__TASK REQUIREMENTS__: Your answer should be one number: the count of lines in these entries that hold the word "Jonas".

>> begin SUPPLIED MATERIAL

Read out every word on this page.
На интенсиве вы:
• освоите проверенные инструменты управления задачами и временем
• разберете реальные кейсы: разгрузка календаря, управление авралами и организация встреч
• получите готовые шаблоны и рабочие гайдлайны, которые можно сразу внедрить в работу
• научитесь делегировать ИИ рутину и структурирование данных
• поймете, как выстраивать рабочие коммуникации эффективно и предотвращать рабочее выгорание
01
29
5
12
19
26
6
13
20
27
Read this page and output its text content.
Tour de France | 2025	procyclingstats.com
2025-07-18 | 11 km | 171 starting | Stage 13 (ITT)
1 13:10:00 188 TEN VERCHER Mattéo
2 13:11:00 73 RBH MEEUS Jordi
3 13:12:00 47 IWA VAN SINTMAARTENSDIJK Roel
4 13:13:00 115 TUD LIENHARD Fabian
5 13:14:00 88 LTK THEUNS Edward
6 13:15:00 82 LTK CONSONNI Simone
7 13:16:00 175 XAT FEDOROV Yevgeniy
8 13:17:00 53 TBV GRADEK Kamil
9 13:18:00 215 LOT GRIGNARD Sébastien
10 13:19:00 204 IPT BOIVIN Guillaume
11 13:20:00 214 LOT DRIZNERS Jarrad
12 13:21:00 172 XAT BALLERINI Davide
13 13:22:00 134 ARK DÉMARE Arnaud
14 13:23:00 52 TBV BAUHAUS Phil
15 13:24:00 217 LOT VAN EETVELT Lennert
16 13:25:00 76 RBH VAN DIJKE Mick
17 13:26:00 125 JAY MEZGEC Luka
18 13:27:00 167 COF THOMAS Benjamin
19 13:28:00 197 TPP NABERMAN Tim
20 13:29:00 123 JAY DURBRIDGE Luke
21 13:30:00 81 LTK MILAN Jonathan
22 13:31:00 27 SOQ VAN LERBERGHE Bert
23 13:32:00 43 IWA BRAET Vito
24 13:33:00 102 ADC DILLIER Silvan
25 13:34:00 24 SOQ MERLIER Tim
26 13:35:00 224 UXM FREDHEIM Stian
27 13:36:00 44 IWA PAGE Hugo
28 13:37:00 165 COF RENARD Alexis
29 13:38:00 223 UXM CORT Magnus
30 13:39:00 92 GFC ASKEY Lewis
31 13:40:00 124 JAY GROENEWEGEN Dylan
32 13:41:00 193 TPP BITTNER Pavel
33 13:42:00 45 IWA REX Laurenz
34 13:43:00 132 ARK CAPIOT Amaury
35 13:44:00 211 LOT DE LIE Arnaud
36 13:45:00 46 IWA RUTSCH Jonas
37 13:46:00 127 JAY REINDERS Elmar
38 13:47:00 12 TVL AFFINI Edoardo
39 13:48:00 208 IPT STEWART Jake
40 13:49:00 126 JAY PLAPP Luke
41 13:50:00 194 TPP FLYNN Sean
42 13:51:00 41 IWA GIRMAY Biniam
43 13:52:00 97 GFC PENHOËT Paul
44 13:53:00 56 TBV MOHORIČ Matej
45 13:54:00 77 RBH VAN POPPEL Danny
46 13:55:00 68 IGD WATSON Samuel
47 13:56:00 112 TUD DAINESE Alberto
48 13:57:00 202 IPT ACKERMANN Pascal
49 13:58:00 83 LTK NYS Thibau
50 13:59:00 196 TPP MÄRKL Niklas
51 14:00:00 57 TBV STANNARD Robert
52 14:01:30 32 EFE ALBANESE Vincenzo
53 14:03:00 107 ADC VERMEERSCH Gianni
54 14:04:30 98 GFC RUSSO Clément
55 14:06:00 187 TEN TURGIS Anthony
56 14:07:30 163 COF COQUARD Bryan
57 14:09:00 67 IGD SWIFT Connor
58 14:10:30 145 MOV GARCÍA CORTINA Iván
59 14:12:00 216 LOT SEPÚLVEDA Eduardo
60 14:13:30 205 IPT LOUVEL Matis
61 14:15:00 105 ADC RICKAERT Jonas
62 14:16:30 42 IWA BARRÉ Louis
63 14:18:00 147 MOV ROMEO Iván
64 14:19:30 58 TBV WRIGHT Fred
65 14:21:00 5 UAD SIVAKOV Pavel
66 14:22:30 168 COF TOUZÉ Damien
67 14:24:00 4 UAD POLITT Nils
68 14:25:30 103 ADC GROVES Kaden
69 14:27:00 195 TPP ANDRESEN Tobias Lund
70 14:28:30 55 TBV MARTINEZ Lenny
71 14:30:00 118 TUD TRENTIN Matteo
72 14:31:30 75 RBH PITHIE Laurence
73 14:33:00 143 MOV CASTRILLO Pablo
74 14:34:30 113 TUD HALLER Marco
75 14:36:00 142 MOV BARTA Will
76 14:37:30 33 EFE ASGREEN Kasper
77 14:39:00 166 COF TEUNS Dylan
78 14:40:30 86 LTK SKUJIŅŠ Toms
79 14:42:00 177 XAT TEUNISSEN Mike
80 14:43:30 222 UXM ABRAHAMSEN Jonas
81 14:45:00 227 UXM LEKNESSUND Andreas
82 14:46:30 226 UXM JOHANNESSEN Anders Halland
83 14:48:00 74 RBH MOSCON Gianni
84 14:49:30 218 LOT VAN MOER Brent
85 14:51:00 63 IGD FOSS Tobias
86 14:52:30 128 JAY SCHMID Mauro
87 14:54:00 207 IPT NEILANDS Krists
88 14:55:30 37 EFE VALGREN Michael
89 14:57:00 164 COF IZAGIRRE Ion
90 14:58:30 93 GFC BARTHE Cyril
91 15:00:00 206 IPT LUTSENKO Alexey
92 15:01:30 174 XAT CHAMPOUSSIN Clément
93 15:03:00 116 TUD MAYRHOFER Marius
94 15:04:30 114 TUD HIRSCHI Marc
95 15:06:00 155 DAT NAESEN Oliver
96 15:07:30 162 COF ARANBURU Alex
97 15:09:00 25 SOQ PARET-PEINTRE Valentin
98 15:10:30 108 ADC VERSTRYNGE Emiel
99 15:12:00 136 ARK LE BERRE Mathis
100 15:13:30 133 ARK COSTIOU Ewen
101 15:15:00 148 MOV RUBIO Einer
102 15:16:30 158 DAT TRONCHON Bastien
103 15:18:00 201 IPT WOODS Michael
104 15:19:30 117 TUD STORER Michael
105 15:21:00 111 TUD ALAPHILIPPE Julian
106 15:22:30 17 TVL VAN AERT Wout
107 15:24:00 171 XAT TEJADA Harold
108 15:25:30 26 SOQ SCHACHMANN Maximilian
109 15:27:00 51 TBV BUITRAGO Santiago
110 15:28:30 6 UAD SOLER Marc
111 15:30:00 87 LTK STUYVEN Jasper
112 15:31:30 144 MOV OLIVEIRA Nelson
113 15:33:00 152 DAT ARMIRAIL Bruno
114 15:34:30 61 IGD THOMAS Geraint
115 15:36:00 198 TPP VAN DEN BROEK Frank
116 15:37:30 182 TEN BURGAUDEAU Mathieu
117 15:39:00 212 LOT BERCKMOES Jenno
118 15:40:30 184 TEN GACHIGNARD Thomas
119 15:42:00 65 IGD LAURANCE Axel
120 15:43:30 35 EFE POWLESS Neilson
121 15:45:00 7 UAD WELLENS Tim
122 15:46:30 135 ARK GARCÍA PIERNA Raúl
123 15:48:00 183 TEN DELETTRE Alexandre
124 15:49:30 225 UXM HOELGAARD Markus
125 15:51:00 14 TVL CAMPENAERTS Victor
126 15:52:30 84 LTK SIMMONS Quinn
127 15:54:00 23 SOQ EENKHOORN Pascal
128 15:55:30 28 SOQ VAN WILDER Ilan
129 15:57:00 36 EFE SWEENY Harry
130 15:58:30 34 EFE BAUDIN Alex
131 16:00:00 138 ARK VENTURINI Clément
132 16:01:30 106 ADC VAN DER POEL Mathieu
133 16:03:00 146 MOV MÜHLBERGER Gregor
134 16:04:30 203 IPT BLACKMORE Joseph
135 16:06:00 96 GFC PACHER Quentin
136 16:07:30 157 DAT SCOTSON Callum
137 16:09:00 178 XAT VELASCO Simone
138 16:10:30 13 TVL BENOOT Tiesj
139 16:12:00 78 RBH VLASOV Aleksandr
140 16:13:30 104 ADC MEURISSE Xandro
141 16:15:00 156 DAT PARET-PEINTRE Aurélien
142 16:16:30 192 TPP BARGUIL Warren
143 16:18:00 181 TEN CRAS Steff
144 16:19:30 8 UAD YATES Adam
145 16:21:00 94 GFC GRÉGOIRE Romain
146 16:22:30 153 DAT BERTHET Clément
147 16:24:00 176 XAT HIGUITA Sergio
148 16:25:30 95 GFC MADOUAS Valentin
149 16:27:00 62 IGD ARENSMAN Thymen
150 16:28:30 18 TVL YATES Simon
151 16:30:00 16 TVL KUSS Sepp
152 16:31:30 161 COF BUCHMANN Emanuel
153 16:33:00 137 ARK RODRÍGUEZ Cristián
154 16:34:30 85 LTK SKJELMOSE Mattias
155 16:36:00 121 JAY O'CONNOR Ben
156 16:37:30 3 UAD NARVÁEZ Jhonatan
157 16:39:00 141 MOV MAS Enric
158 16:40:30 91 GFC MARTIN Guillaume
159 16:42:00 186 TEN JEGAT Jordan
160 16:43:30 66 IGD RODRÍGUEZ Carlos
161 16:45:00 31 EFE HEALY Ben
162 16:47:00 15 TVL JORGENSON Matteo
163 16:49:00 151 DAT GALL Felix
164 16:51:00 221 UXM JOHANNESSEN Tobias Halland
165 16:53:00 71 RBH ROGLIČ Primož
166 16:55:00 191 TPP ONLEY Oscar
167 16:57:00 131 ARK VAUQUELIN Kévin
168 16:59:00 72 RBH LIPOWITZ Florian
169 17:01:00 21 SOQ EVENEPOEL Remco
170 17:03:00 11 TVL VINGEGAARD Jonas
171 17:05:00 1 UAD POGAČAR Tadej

>> end SUPPLIED MATERIAL

__WRITTEN SOLUTION__: 4